EXERCISE DETAILS: Read the lines below. Copy out any that hold the string "name".

** start EXTRACTED ENTRIES **

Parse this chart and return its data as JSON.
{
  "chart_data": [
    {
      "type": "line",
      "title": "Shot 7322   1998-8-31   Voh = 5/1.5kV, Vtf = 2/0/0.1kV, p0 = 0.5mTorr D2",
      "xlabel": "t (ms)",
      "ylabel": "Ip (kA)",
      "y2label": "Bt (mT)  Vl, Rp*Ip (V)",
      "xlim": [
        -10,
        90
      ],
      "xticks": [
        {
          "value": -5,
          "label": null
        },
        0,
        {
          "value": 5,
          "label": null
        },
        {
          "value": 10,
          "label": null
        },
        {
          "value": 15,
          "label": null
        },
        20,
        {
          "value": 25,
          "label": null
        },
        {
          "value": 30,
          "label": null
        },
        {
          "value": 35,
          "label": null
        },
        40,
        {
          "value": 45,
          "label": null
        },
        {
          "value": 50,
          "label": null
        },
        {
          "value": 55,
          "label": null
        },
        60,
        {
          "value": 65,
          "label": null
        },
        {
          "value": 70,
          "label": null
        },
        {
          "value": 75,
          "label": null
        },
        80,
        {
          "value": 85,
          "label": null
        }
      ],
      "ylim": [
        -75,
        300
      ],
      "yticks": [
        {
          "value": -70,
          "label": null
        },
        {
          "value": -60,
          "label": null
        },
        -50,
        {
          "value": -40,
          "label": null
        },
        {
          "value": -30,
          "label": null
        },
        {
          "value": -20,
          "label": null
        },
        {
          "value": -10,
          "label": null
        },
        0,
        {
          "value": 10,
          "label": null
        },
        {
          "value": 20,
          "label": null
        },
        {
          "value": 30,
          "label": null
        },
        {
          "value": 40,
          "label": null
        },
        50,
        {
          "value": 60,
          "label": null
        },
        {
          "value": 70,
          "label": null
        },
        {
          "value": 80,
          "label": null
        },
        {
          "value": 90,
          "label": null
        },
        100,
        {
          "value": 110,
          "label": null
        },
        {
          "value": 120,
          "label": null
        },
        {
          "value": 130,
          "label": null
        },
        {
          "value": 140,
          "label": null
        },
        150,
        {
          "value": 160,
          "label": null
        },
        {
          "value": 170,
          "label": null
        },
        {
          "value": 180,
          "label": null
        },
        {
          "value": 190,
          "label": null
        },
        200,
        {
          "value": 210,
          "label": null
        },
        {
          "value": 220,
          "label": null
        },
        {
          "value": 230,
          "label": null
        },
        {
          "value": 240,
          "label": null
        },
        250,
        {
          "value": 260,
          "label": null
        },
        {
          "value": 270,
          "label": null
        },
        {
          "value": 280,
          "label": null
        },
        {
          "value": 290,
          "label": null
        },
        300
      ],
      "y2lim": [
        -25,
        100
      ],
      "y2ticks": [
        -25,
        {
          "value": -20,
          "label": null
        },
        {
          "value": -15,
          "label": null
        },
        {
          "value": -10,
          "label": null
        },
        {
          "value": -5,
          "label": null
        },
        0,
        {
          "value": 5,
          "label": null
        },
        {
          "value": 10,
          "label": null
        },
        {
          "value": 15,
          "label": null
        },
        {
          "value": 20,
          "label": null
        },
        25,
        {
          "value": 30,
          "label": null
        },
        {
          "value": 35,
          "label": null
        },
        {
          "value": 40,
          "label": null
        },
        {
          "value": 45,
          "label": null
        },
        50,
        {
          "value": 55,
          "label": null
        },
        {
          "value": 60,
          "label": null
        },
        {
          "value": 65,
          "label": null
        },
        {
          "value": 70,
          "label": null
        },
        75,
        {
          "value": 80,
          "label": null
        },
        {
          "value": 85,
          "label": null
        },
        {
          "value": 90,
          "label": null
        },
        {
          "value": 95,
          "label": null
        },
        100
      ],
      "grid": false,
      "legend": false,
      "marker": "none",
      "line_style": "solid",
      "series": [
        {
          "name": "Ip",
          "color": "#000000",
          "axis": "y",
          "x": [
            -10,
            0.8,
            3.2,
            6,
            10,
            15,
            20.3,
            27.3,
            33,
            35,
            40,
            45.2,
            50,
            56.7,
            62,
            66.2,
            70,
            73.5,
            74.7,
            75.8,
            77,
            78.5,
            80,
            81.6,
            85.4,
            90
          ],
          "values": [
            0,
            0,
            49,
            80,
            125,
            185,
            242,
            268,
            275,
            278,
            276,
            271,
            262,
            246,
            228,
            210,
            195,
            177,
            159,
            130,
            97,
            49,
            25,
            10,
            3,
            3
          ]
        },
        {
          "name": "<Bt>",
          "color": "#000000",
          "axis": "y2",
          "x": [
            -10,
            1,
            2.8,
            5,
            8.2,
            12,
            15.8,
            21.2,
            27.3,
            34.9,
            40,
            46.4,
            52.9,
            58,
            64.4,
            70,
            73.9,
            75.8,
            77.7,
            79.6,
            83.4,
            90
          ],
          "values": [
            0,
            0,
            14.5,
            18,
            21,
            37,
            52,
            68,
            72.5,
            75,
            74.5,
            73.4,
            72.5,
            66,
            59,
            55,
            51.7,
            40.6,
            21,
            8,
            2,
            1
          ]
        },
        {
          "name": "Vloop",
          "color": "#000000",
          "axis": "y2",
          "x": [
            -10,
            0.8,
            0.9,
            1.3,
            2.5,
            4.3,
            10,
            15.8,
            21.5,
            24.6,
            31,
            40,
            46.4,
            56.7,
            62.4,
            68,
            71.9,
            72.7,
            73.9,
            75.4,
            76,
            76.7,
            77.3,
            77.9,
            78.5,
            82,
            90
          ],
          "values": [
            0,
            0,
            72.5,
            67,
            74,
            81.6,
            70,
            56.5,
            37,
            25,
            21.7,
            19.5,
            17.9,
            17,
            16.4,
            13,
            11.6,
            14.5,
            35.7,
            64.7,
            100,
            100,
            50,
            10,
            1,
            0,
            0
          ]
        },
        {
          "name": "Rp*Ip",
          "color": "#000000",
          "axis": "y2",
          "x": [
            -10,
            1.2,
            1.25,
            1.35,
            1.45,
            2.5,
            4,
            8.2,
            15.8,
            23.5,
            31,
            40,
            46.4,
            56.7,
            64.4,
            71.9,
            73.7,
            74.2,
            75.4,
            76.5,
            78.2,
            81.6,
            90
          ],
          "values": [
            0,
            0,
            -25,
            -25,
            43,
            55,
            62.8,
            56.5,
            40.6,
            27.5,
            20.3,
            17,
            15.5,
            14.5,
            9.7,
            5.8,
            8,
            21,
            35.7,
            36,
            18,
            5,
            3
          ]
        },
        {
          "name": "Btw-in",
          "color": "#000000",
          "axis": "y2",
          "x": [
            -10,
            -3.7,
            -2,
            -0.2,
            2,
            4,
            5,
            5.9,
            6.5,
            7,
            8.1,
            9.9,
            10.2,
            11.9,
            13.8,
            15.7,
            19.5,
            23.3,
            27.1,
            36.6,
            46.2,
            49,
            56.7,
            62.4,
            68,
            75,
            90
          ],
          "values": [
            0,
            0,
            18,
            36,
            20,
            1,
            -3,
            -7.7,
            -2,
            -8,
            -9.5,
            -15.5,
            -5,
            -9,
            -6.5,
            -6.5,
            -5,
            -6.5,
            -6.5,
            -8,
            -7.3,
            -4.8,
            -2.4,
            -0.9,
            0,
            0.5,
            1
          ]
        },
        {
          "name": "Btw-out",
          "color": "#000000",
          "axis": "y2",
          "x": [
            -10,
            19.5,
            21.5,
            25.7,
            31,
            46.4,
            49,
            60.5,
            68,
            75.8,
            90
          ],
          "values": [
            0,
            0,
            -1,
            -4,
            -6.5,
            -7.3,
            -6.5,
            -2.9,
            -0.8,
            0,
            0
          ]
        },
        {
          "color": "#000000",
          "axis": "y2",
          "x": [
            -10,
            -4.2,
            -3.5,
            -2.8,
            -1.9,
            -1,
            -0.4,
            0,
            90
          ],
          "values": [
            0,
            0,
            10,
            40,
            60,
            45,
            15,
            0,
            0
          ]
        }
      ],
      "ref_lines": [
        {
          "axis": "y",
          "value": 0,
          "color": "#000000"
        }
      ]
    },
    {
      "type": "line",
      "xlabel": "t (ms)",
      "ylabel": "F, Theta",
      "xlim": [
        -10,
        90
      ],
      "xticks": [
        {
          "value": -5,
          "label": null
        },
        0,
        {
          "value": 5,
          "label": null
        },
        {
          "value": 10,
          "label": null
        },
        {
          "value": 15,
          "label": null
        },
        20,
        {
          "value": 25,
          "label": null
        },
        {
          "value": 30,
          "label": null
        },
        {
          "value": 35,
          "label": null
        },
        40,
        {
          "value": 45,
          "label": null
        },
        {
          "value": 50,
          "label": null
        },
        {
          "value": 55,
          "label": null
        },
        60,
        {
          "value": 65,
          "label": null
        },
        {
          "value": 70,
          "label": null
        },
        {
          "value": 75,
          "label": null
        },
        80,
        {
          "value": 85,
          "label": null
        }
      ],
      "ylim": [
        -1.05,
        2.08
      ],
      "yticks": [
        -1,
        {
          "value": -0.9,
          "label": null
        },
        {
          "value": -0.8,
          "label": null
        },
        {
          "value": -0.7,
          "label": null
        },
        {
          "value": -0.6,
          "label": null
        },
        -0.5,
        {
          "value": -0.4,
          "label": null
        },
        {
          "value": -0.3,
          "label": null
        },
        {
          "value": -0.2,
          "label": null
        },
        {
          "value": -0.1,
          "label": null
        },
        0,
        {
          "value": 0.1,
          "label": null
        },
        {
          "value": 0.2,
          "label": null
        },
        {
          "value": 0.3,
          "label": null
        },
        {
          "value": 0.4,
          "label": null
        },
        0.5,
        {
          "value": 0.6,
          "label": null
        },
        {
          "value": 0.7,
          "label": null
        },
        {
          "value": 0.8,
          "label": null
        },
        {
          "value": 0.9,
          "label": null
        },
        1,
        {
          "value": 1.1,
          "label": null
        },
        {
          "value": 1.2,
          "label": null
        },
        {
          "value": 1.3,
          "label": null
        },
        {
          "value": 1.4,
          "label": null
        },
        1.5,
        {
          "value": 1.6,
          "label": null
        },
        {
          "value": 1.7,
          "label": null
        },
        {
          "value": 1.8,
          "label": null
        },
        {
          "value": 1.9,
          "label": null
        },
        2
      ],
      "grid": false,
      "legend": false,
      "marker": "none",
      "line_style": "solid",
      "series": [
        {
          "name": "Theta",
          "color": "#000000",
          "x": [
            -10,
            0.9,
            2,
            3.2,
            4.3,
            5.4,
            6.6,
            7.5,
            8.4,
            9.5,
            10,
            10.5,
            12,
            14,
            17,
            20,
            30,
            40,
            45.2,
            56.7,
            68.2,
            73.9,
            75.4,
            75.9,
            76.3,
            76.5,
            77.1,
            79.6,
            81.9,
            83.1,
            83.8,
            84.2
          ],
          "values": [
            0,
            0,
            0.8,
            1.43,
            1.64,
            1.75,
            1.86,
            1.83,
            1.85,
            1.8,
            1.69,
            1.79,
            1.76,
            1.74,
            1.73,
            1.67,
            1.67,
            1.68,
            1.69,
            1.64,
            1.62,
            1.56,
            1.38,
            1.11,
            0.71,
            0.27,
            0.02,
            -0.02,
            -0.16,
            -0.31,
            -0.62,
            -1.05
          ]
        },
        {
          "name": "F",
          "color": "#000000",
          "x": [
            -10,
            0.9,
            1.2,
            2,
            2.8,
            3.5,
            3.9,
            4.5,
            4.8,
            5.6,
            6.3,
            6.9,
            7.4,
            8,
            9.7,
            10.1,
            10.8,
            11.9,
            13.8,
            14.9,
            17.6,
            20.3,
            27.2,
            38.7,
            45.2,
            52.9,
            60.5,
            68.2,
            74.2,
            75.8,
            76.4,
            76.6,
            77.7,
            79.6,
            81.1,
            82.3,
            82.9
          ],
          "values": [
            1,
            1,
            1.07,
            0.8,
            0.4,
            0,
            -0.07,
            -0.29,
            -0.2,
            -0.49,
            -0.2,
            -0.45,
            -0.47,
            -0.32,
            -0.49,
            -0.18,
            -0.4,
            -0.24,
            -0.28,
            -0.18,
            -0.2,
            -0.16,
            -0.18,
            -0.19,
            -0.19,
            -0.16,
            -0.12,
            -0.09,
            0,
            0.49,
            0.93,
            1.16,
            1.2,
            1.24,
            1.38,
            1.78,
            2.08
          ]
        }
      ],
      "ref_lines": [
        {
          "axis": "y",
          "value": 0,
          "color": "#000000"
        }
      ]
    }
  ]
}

** end EXTRACTED ENTRIES **

WRITTEN ANSWER:
          "name": "Ip",
          "name": "<Bt>",
          "name": "Vloop",
          "name": "Rp*Ip",
          "name": "Btw-in",
          "name": "Btw-out",
          "name": "Theta",
          "name": "F",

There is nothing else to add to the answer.